WriteXmlSchema( ) dumps only the schema of the tables, including all tables and relationships between tables. WriteXml( ) can dump both the schema and table data as an XML encoded string. Both WriteXmlSchema( ) and WriteXml( ) accept a Stream, TextWriter, XmlWriter, or String representing a filename. WriteXml( ) accepts an XmlWriteMode as the second argument so you can optionally write the schema in addition to the data.

By default, WriteXml( ) writes only the data. To also write the schema, you will have to pass XmlWriteMode.WriteSchema as the second parameter to the call. You can also retrieve only the data portion of the XML by using the XmlWriteMode.IgnoreSchema property explicitly. Another mode that you can set is XmlWriteMode.DiffGram. In this DiffGram mode, the DataSet will be dumped out as both the original data and changed data. More on this topic when we get to the GetChanges( ) method of the DataSet.

The DataSet object also provides methods to reconstruct itself from an XML document. Use ReadXmlData( ) for reading XML data documents, and ReadXmlSchema( ) for reading XML schema documents.

The following code creates an XML document from the previously created dataset:

// Dump the previously shown DataSet to
// the console (and to an XML file).
m_ds.WriteXml(Console.Out, XmlWriteMode.WriteSchema);
m_ds.WriteXml("DS_Orders.xml", XmlWriteMode.WriteSchema);

// Constructing a new DataSet object
DataSet ds2 = new DataSet("RestoredDS");
ds2.ReadXml("DS_Orders.xml");

Let's examine the resulting XML file and its representation of the dataset:

<?xml version="1.0" standalone="yes"?>
<DynamicDS>
  <xs:schema id="DynamicDS" 
             xmlns="" 
             xmlns:xs="http://www.w3.org/2001/XMLSchema"

DATA BLOCK:
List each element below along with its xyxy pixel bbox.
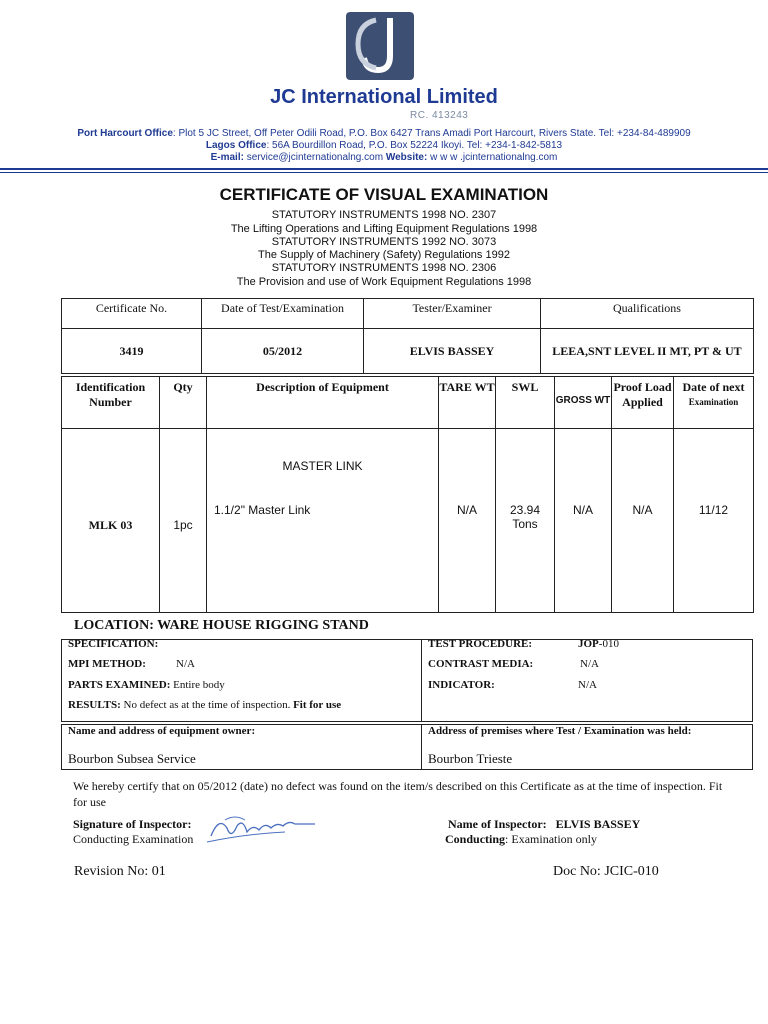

GIVEN TASK 1: From the DataSet XML passage, return the part between "The DataSet object" and "an XML file).", inclusive.
GIVEN TASK 2:
Answer these questions from the DataSet XML passage:
(a) What does WriteXml( ) write by default?
(b) Which XmlWriteMode setting dumps the DataSet as both the original data and the changed data?
(c) What name is given to the new DataSet object assigned to ds2?
GIVEN TASK 3: Continue the DataSet XML passage from the point where it ends.

EXERCISE ANSWER 1:
The DataSet object also provides methods to reconstruct itself from an XML document. Use ReadXmlData( ) for reading XML data documents, and ReadXmlSchema( ) for reading XML schema documents.

The following code creates an XML document from the previously created dataset:

// Dump the previously shown DataSet to
// the console (and to an XML file).

EXERCISE ANSWER 2:
(a) Only the data.
(b) XmlWriteMode.DiffGram.
(c) "RestoredDS".

EXERCISE ANSWER 3:
             xmlns:msdata="urn:schemas-microsoft-com:xml-msdata">
    <xs:element name="DynamicDS" msdata:IsDataSet="true">

      <xs:complexType>
        <xs:choice maxOccurs="unbounded">

          <xs:element name="Order">
            <xs:complexType>
              <xs:sequence>
                <xs:element name="OrderID" 
                            type="xs:int" />
                <xs:element name="CustomerFirstName" 
                            type="xs:string" minOccurs="0" />
                <xs:element name="CustomerLastName" 
                            type="xs:string" minOccurs="0" />
                <xs:element name="Date" 
                            type="xs:dateTime" minOccurs="0" />

                <xs:element name="OrderDetail" 
                            minOccurs="0" maxOccurs="unbounded">

                  <xs:complexType>
                    <xs:sequence>
                      <xs:element name="fk_OrderID" 
                                  type="xs:int" minOccurs="0" />
                      <xs:element name="ProductCode" 
                                  type="xs:string" minOccurs="0" />
                      <xs:element name="Quantity" 
                                  type="xs:int" minOccurs="0" />
                      <xs:element name="Price" 
                                  msdata:DataType="System.Currency,
                                  mscorlib, Version=n.n.nnnn.n,
                                  Culture=neutral,
                                  PublicKeyToken=nnnnnnnnnnnnnnnn" 
                                  type="xs:string" minOccurs="0" />
                    </xs:sequence>
                  </xs:complexType>

                </xs:element>

              </xs:sequence>
            </xs:complexType>
          </xs:element>

        </xs:choice>
      </xs:complexType>

      <xs:unique name="Constraint1" 
                 msdata:PrimaryKey="true">
        <xs:selector xpath=".//Order" />
        <xs:field xpath="OrderID" />
      </xs:unique>

      <xs:keyref name="Order_OrderDetail" 
                 refer="Constraint1" 
                 msdata:IsNested="true">
        <xs:selector xpath=".//OrderDetail" />
        <xs:field xpath="fk_OrderID" />
      </xs:keyref>

    </xs:element>
  </xs:schema>

  < . . .  Data Portion  . . . >

</DynamicDS>

The root element is named DynamicDS because that is the name of the dataset we created earlier. The xsd:schema tag contains all table and relationship definitions in this DynamicDS dataset. Because we've indicated that the relationship should be nested, the schema shows the xsd:element OrderDetail nested within the xsd:element Order. All columns are also represented as xsd:elements.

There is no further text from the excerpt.